- _Exercise goal_: Reproduce the records below in full and exactly, without their images.

- _Given records_:
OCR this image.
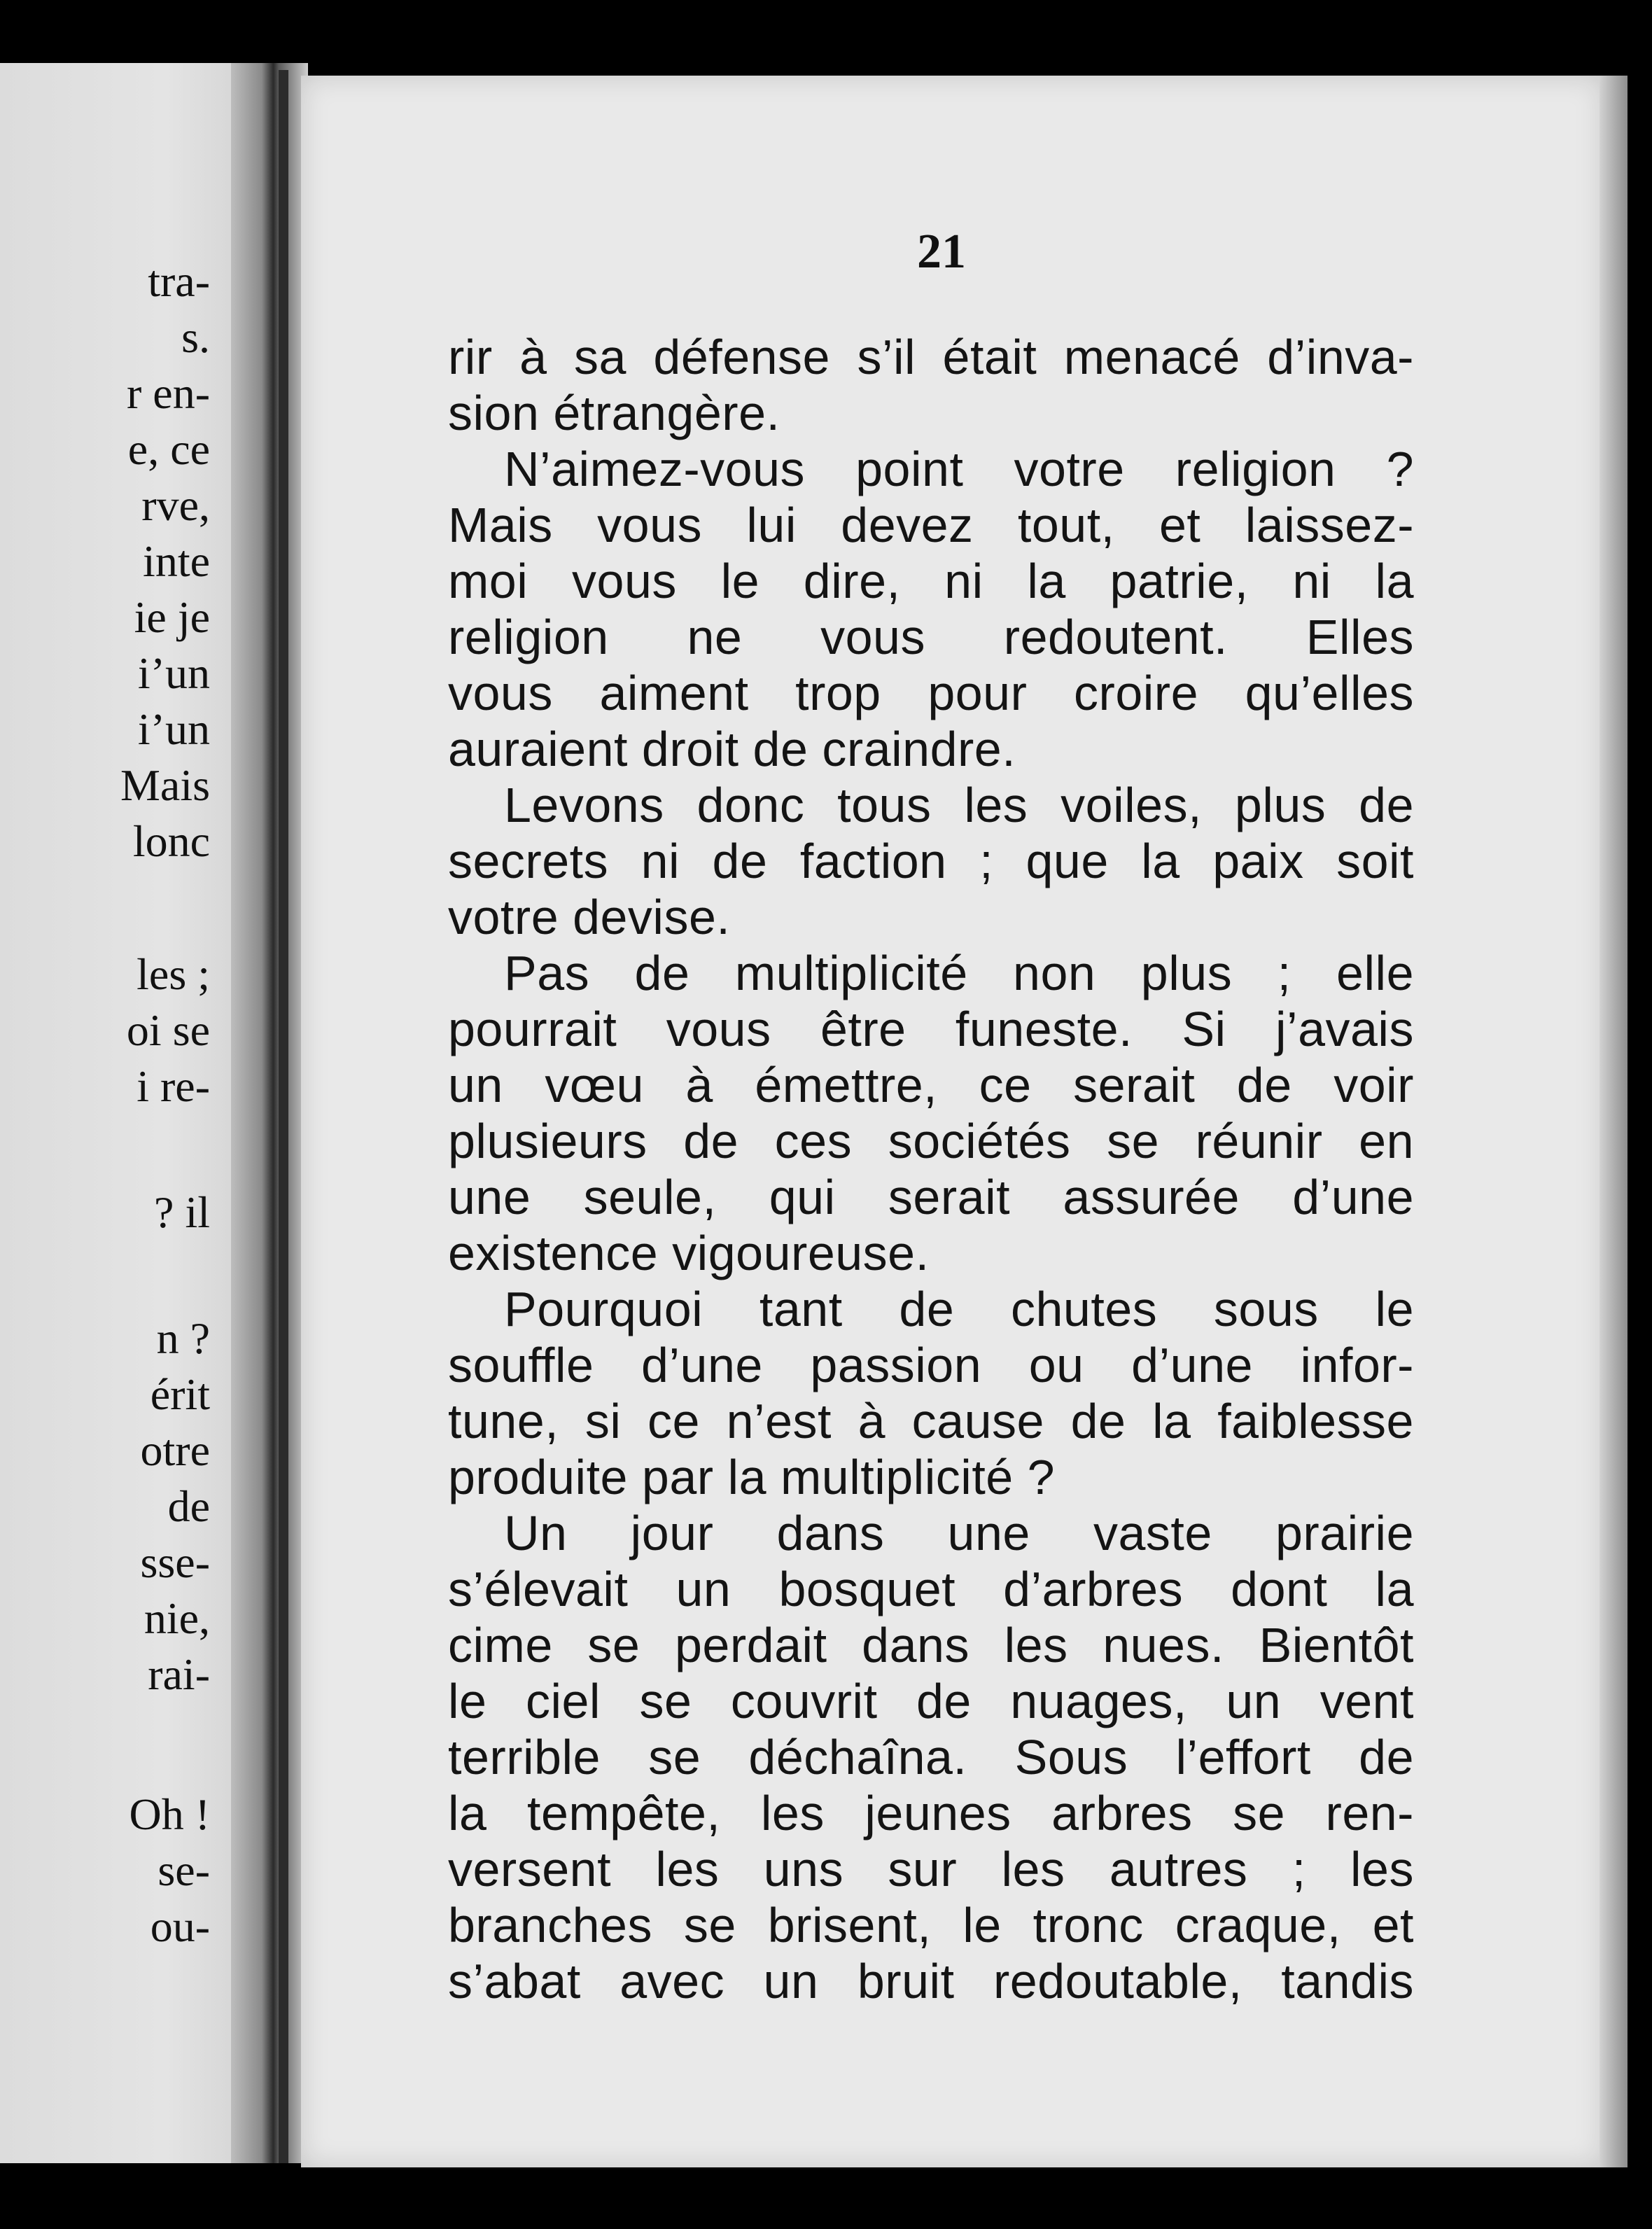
tra-
s.
r en-
e, ce
rve,
inte
ie je
i’un
i’un
Mais
lonc
les ;
oi se
i re-
? il
n ?
érit
otre
de
sse-
nie,
rai-
Oh !
se-
ou-
21
rir à sa défense s’il était menacé d’inva-
sion étrangère.
N’aimez-vous point votre religion ?
Mais vous lui devez tout, et laissez-
moi vous le dire, ni la patrie, ni la
religion ne vous redoutent. Elles
vous aiment trop pour croire qu’elles
auraient droit de craindre.
Levons donc tous les voiles, plus de
secrets ni de faction ; que la paix soit
votre devise.
Pas de multiplicité non plus ; elle
pourrait vous être funeste. Si j’avais
un vœu à émettre, ce serait de voir
plusieurs de ces sociétés se réunir en
une seule, qui serait assurée d’une
existence vigoureuse.
Pourquoi tant de chutes sous le
souffle d’une passion ou d’une infor-
tune, si ce n’est à cause de la faiblesse
produite par la multiplicité ?
Un jour dans une vaste prairie
s’élevait un bosquet d’arbres dont la
cime se perdait dans les nues. Bientôt
le ciel se couvrit de nuages, un vent
terrible se déchaîna. Sous l’effort de
la tempête, les jeunes arbres se ren-
versent les uns sur les autres ; les
branches se brisent, le tronc craque, et
s’abat avec un bruit redoutable, tandis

- _Answer below_:
OCR this image.
tra-
s.
r en-
e, ce
rve,
inte
ie je
i’un
i’un
Mais
lonc
les ;
oi se
i re-
? il
n ?
érit
otre
de
sse-
nie,
rai-
Oh !
se-
ou-
21
rir à sa défense s’il était menacé d’inva-
sion étrangère.
N’aimez-vous point votre religion ?
Mais vous lui devez tout, et laissez-
moi vous le dire, ni la patrie, ni la
religion ne vous redoutent. Elles
vous aiment trop pour croire qu’elles
auraient droit de craindre.
Levons donc tous les voiles, plus de
secrets ni de faction ; que la paix soit
votre devise.
Pas de multiplicité non plus ; elle
pourrait vous être funeste. Si j’avais
un vœu à émettre, ce serait de voir
plusieurs de ces sociétés se réunir en
une seule, qui serait assurée d’une
existence vigoureuse.
Pourquoi tant de chutes sous le
souffle d’une passion ou d’une infor-
tune, si ce n’est à cause de la faiblesse
produite par la multiplicité ?
Un jour dans une vaste prairie
s’élevait un bosquet d’arbres dont la
cime se perdait dans les nues. Bientôt
le ciel se couvrit de nuages, un vent
terrible se déchaîna. Sous l’effort de
la tempête, les jeunes arbres se ren-
versent les uns sur les autres ; les
branches se brisent, le tronc craque, et
s’abat avec un bruit redoutable, tandis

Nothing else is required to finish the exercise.